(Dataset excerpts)
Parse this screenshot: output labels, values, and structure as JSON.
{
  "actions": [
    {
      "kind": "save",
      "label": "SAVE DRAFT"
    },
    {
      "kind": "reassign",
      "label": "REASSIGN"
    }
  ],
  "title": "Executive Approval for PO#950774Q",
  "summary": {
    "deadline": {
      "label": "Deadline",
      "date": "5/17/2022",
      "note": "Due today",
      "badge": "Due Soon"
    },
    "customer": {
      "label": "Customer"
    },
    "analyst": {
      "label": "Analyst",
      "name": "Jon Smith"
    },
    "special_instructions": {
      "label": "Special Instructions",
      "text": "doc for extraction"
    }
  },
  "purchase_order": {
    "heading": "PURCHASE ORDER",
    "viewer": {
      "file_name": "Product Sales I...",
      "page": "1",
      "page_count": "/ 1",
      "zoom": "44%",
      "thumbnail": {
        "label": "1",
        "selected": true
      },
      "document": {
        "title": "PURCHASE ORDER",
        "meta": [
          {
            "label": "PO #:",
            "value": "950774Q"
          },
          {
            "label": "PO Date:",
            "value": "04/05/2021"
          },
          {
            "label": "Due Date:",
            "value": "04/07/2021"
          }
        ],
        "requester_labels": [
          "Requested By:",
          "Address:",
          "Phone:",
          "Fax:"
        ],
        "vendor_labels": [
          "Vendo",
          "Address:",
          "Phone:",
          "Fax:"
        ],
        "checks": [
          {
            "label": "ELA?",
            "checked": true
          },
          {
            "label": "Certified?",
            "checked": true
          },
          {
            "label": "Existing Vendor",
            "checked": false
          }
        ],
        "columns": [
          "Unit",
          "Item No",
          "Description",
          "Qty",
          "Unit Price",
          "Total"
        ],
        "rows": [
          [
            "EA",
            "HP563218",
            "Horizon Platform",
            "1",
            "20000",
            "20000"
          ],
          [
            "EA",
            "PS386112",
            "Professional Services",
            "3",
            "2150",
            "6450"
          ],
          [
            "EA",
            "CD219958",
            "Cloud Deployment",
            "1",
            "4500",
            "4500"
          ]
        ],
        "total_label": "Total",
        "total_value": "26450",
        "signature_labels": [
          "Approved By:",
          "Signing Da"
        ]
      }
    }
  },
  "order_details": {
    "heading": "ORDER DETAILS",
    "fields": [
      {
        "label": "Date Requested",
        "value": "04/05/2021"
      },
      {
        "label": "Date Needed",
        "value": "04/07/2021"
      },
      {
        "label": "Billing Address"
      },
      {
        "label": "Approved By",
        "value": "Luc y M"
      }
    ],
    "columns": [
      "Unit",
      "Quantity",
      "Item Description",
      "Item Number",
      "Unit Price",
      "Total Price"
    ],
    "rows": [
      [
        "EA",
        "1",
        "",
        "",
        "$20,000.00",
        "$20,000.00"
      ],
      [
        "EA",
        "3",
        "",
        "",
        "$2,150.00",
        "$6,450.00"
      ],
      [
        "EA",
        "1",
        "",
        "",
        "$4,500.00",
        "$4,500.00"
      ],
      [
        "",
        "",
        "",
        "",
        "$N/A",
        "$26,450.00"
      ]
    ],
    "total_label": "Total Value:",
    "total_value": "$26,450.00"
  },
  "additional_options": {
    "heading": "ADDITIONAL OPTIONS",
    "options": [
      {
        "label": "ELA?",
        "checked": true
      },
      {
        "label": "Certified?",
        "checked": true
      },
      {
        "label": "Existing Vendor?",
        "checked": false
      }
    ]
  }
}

Stated exercise:
Write out every record verbatim.

Solution:
Parse this screenshot: output labels, values, and structure as JSON.
{
  "actions": [
    {
      "kind": "save",
      "label": "SAVE DRAFT"
    },
    {
      "kind": "reassign",
      "label": "REASSIGN"
    }
  ],
  "title": "Executive Approval for PO#950774Q",
  "summary": {
    "deadline": {
      "label": "Deadline",
      "date": "5/17/2022",
      "note": "Due today",
      "badge": "Due Soon"
    },
    "customer": {
      "label": "Customer"
    },
    "analyst": {
      "label": "Analyst",
      "name": "Jon Smith"
    },
    "special_instructions": {
      "label": "Special Instructions",
      "text": "doc for extraction"
    }
  },
  "purchase_order": {
    "heading": "PURCHASE ORDER",
    "viewer": {
      "file_name": "Product Sales I...",
      "page": "1",
      "page_count": "/ 1",
      "zoom": "44%",
      "thumbnail": {
        "label": "1",
        "selected": true
      },
      "document": {
        "title": "PURCHASE ORDER",
        "meta": [
          {
            "label": "PO #:",
            "value": "950774Q"
          },
          {
            "label": "PO Date:",
            "value": "04/05/2021"
          },
          {
            "label": "Due Date:",
            "value": "04/07/2021"
          }
        ],
        "requester_labels": [
          "Requested By:",
          "Address:",
          "Phone:",
          "Fax:"
        ],
        "vendor_labels": [
          "Vendo",
          "Address:",
          "Phone:",
          "Fax:"
        ],
        "checks": [
          {
            "label": "ELA?",
            "checked": true
          },
          {
            "label": "Certified?",
            "checked": true
          },
          {
            "label": "Existing Vendor",
            "checked": false
          }
        ],
        "columns": [
          "Unit",
          "Item No",
          "Description",
          "Qty",
          "Unit Price",
          "Total"
        ],
        "rows": [
          [
            "EA",
            "HP563218",
            "Horizon Platform",
            "1",
            "20000",
            "20000"
          ],
          [
            "EA",
            "PS386112",
            "Professional Services",
            "3",
            "2150",
            "6450"
          ],
          [
            "EA",
            "CD219958",
            "Cloud Deployment",
            "1",
            "4500",
            "4500"
          ]
        ],
        "total_label": "Total",
        "total_value": "26450",
        "signature_labels": [
          "Approved By:",
          "Signing Da"
        ]
      }
    }
  },
  "order_details": {
    "heading": "ORDER DETAILS",
    "fields": [
      {
        "label": "Date Requested",
        "value": "04/05/2021"
      },
      {
        "label": "Date Needed",
        "value": "04/07/2021"
      },
      {
        "label": "Billing Address"
      },
      {
        "label": "Approved By",
        "value": "Luc y M"
      }
    ],
    "columns": [
      "Unit",
      "Quantity",
      "Item Description",
      "Item Number",
      "Unit Price",
      "Total Price"
    ],
    "rows": [
      [
        "EA",
        "1",
        "",
        "",
        "$20,000.00",
        "$20,000.00"
      ],
      [
        "EA",
        "3",
        "",
        "",
        "$2,150.00",
        "$6,450.00"
      ],
      [
        "EA",
        "1",
        "",
        "",
        "$4,500.00",
        "$4,500.00"
      ],
      [
        "",
        "",
        "",
        "",
        "$N/A",
        "$26,450.00"
      ]
    ],
    "total_label": "Total Value:",
    "total_value": "$26,450.00"
  },
  "additional_options": {
    "heading": "ADDITIONAL OPTIONS",
    "options": [
      {
        "label": "ELA?",
        "checked": true
      },
      {
        "label": "Certified?",
        "checked": true
      },
      {
        "label": "Existing Vendor?",
        "checked": false
      }
    ]
  }
}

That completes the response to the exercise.